# [WORK INSTRUCTIONS]
In the records below, take the lines from the one containing "- feature-pyramid-label: Feature" through the one containing "- block-label: Up: [1406, 802, 1442, 834]", inclusive, and output them as a Markdown table with columns Row and Line. Number each line in Row and omit blank lines.

** begin INPUT FOR THIS TASK **

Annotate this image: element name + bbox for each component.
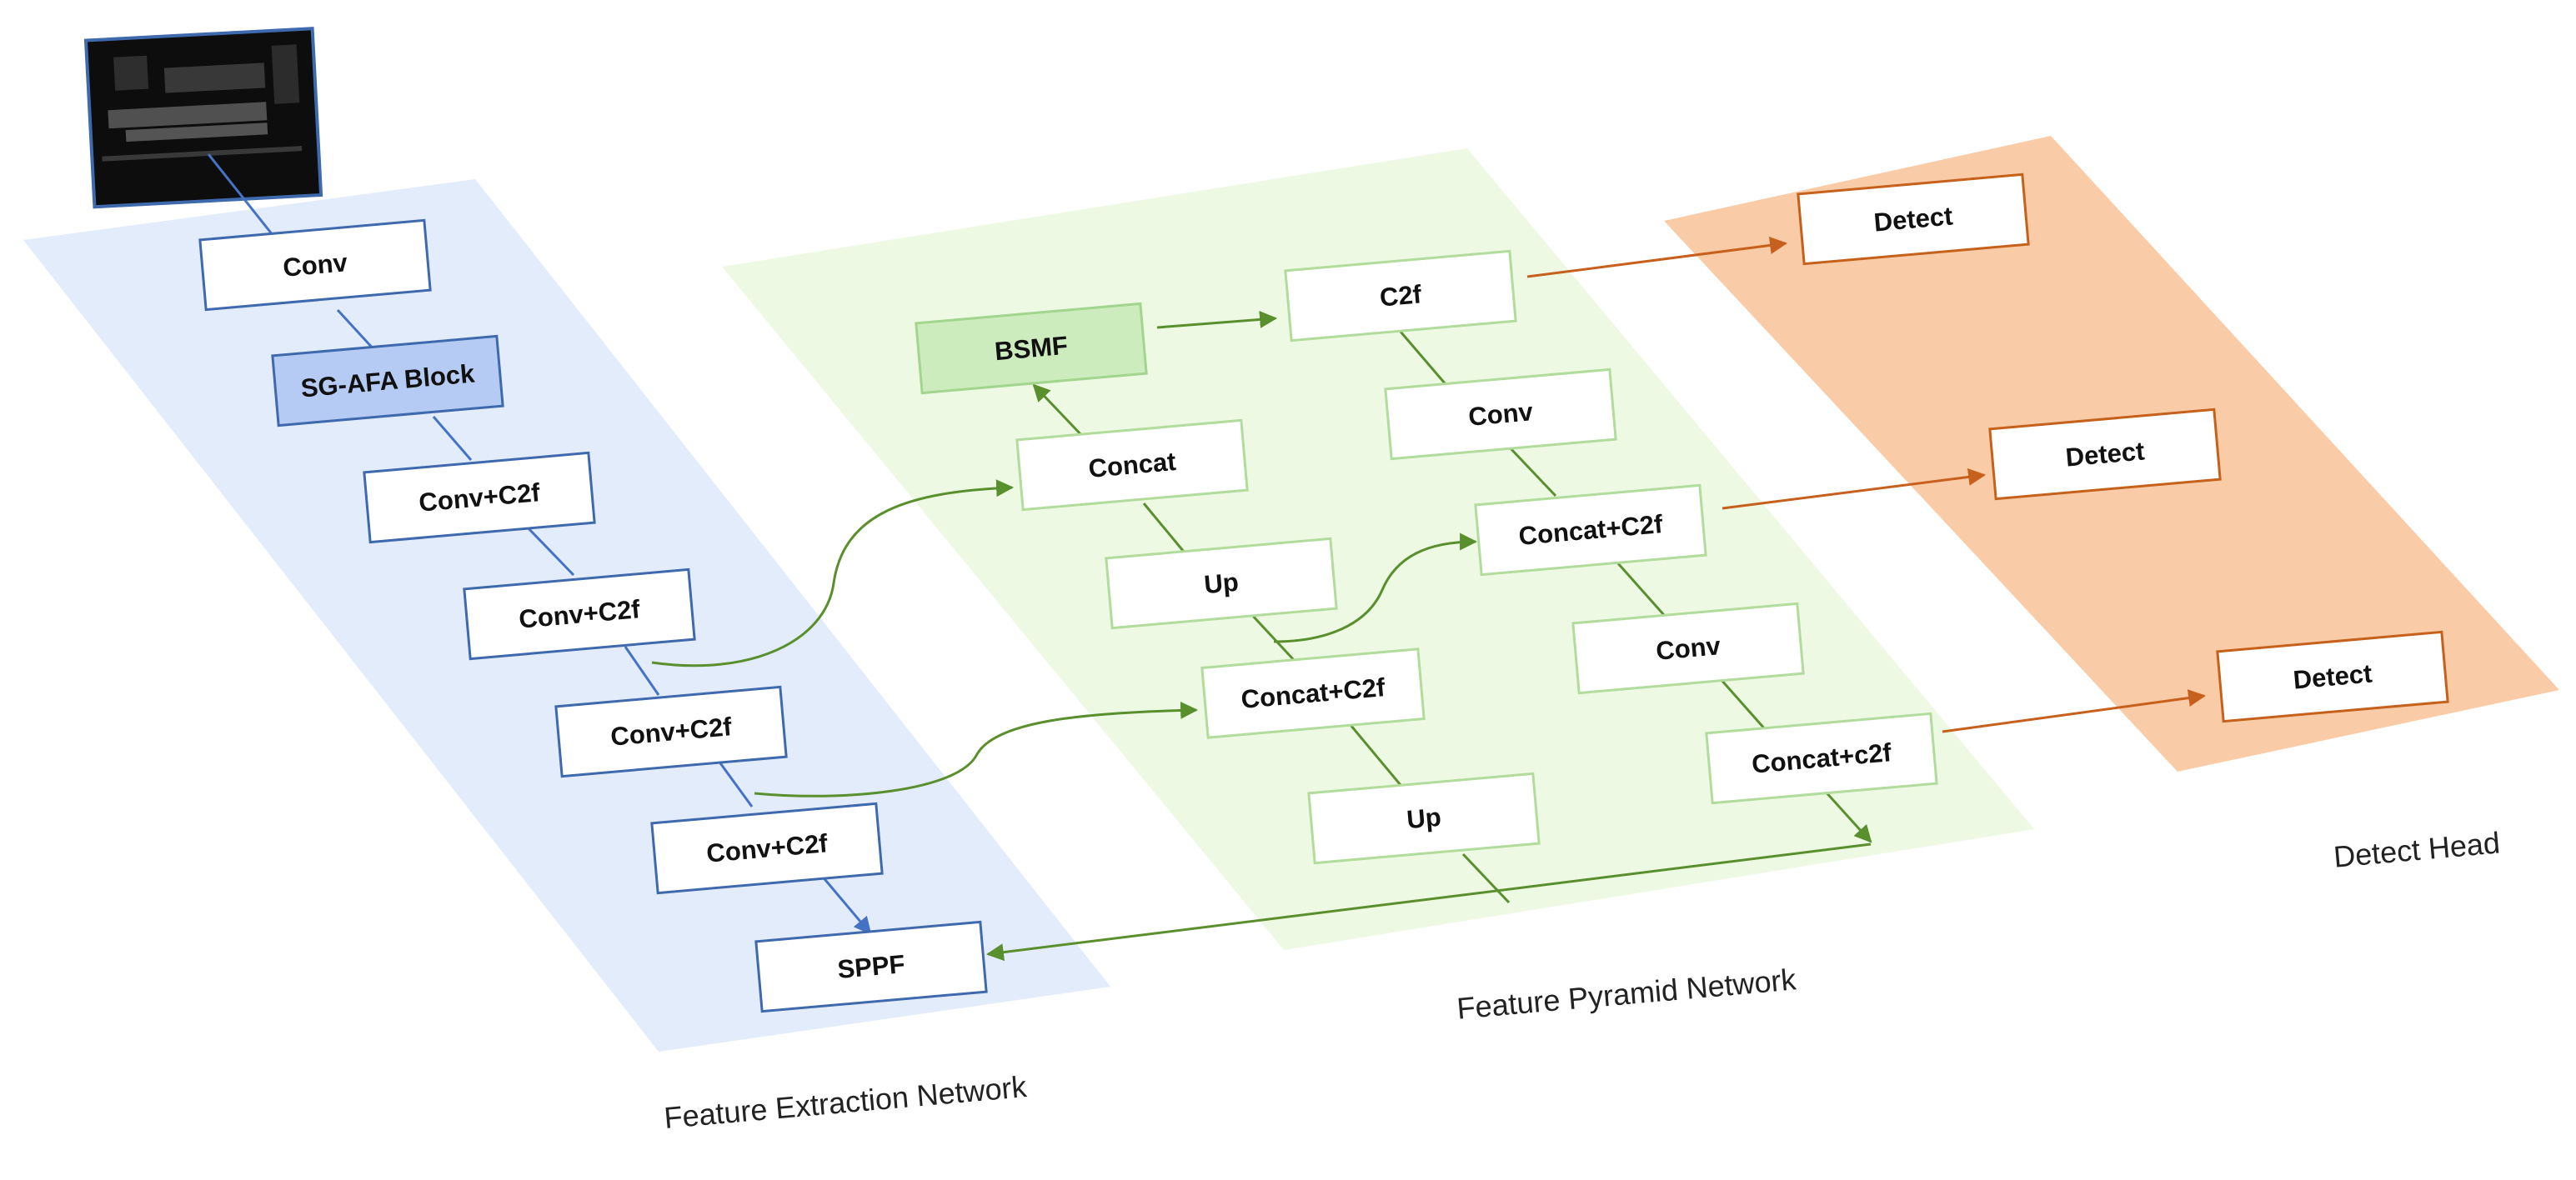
- feature-pyramid-label: Feature Pyramid Network: [1456, 962, 1798, 1026]
- block-fpn-conv-1: Conv: [1384, 368, 1617, 461]
- feature-extraction-label: Feature Extraction Network: [663, 1069, 1029, 1135]
- block-fen-conv-c2f-2: Conv+C2f: [463, 568, 696, 661]
- block-label: Conv: [282, 248, 349, 282]
- block-label: BSMF: [994, 331, 1070, 367]
- detect-head-label: Detect Head: [2332, 825, 2501, 873]
- block-fpn-concat-c2f-1: Concat+C2f: [1200, 648, 1426, 739]
- detect-connectors: [1526, 237, 2207, 733]
- block-fpn-concat-c2f-3: Concat+c2f: [1705, 712, 1938, 805]
- block-label: Detect: [2064, 436, 2145, 472]
- block-label: SPPF: [836, 949, 906, 984]
- block-fpn-concat-c2f-2: Concat+C2f: [1474, 483, 1707, 577]
- block-label: Up: [1406, 802, 1442, 834]
- block-fen-conv: Conv: [198, 218, 432, 312]
- block-fen-conv-c2f-1: Conv+C2f: [363, 451, 596, 544]
- block-bsmf: BSMF: [915, 302, 1148, 395]
- block-fpn-up-1: Up: [1105, 537, 1338, 630]
- block-detect-2: Detect: [1988, 408, 2222, 501]
- block-fen-conv-c2f-3: Conv+C2f: [554, 685, 788, 778]
- block-fen-conv-c2f-4: Conv+C2f: [650, 802, 884, 895]
- fpn-connectors: [651, 310, 1872, 962]
- block-label: Conv: [1467, 397, 1535, 432]
- block-label: Up: [1203, 568, 1240, 599]
- block-sg-afa: SG-AFA Block: [271, 334, 504, 428]
- block-label: Conv: [1655, 631, 1722, 666]
- block-fpn-concat: Concat: [1015, 418, 1249, 512]
- block-fpn-up-2: Up: [1307, 772, 1541, 865]
- block-label: Detect: [2292, 658, 2373, 694]
- block-sppf: SPPF: [754, 920, 988, 1013]
- block-detect-1: Detect: [1797, 172, 2030, 266]
- block-fpn-conv-2: Conv: [1571, 602, 1805, 695]
- block-fpn-c2f: C2f: [1284, 249, 1517, 342]
- backbone-connectors: [207, 153, 872, 935]
- block-label: Detect: [1872, 201, 1953, 237]
- sar-image-thumbnail: [83, 27, 323, 209]
- block-detect-3: Detect: [2216, 630, 2449, 723]
- block-label: C2f: [1379, 279, 1423, 312]
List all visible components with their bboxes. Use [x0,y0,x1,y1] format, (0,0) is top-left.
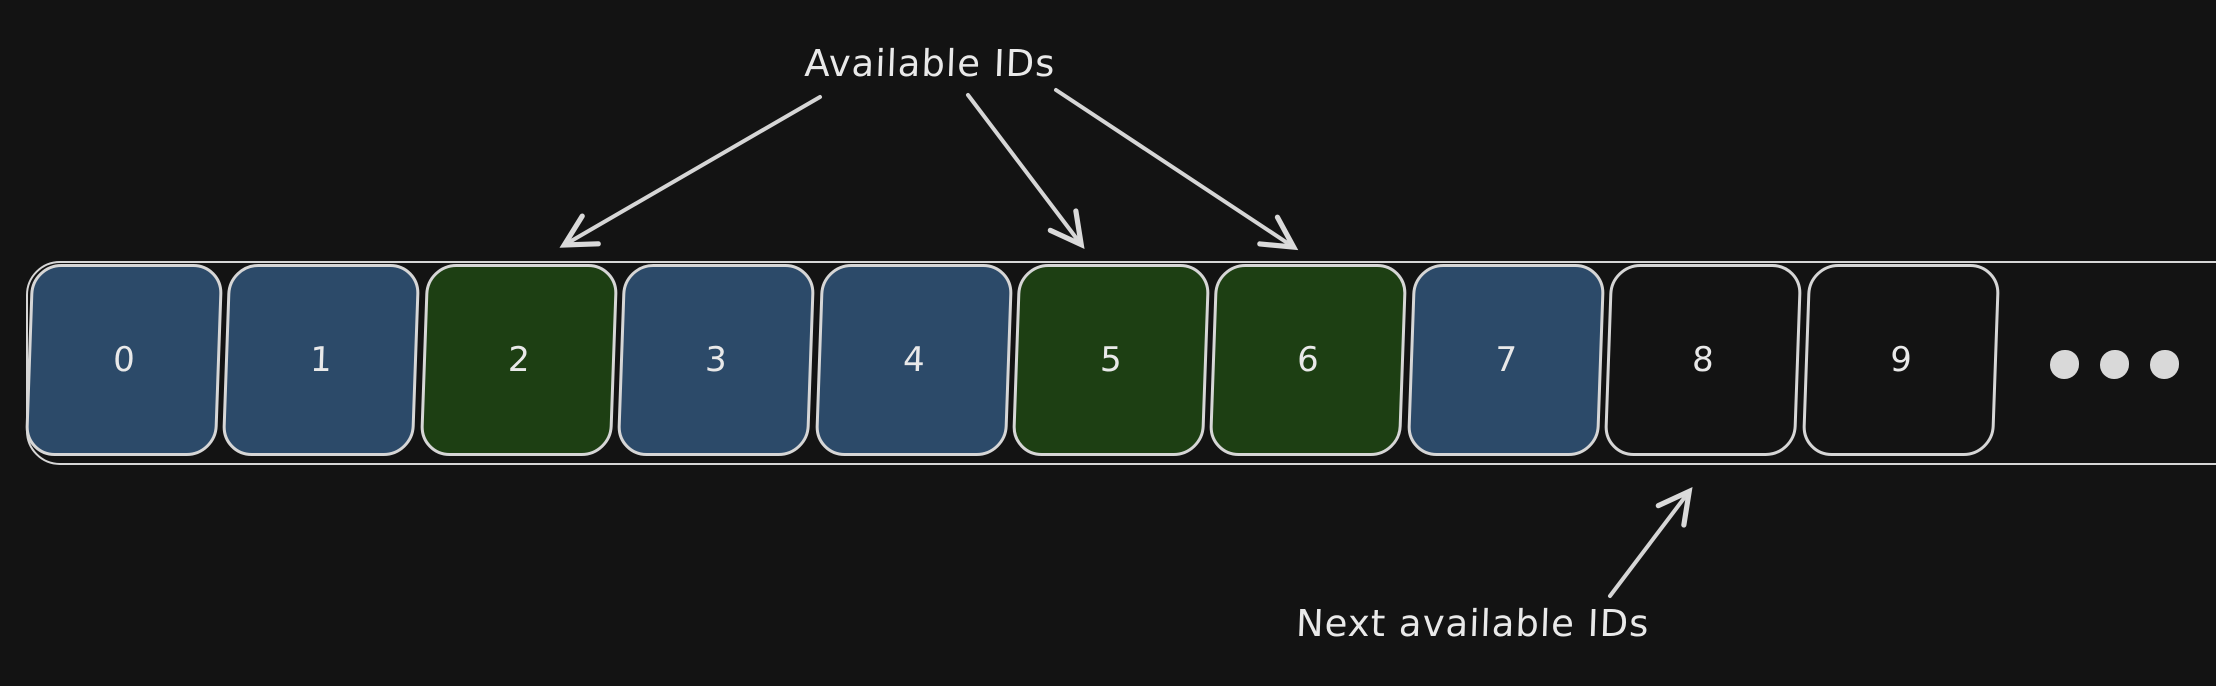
id-cell-7: 7 [1406,264,1606,456]
ellipsis-icon [2050,350,2179,379]
id-cell-8: 8 [1603,264,1803,456]
ellipsis-dot-icon [2050,350,2079,379]
id-cell-4: 4 [814,264,1013,456]
id-cell-6: 6 [1209,264,1408,456]
id-cell-0: 0 [24,264,224,456]
id-cell-2: 2 [419,264,619,456]
id-cell-1: 1 [222,264,421,456]
arrow-available-to-cell-5 [966,93,1085,250]
id-cell-9: 9 [1801,264,2000,456]
arrow-next-available-to-cell-8 [1608,487,1693,598]
arrow-available-to-cell-2 [559,95,822,248]
ellipsis-dot-icon [2150,350,2179,379]
ellipsis-dot-icon [2100,350,2129,379]
id-cell-3: 3 [616,264,816,456]
arrow-available-to-cell-6 [1054,88,1299,251]
id-cell-5: 5 [1011,264,1211,456]
available-ids-label: Available IDs [803,42,1057,85]
next-available-ids-label: Next available IDs [1295,602,1651,645]
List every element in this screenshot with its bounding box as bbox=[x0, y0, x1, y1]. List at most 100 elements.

** end INPUT FOR THIS TASK **

# [TASK RESPONSE]
| Row | Line |
|---|---|
| 1 | - feature-pyramid-label: Feature Pyramid Network: [1456, 962, 1798, 1026] |
| 2 | - block-fpn-conv-1: Conv: [1384, 368, 1617, 461] |
| 3 | - feature-extraction-label: Feature Extraction Network: [663, 1069, 1029, 1135] |
| 4 | - block-fen-conv-c2f-2: Conv+C2f: [463, 568, 696, 661] |
| 5 | - block-label: Conv: [282, 248, 349, 282] |
| 6 | - block-label: BSMF: [994, 331, 1070, 367] |
| 7 | - detect-head-label: Detect Head: [2332, 825, 2501, 873] |
| 8 | - block-fpn-concat-c2f-1: Concat+C2f: [1200, 648, 1426, 739] |
| 9 | - detect-connectors: [1526, 237, 2207, 733] |
| 10 | - block-fpn-concat-c2f-3: Concat+c2f: [1705, 712, 1938, 805] |
| 11 | - block-label: Detect: [2064, 436, 2145, 472] |
| 12 | - block-label: SPPF: [836, 949, 906, 984] |
| 13 | - block-fpn-concat-c2f-2: Concat+C2f: [1474, 483, 1707, 577] |
| 14 | - block-label: Up: [1406, 802, 1442, 834] |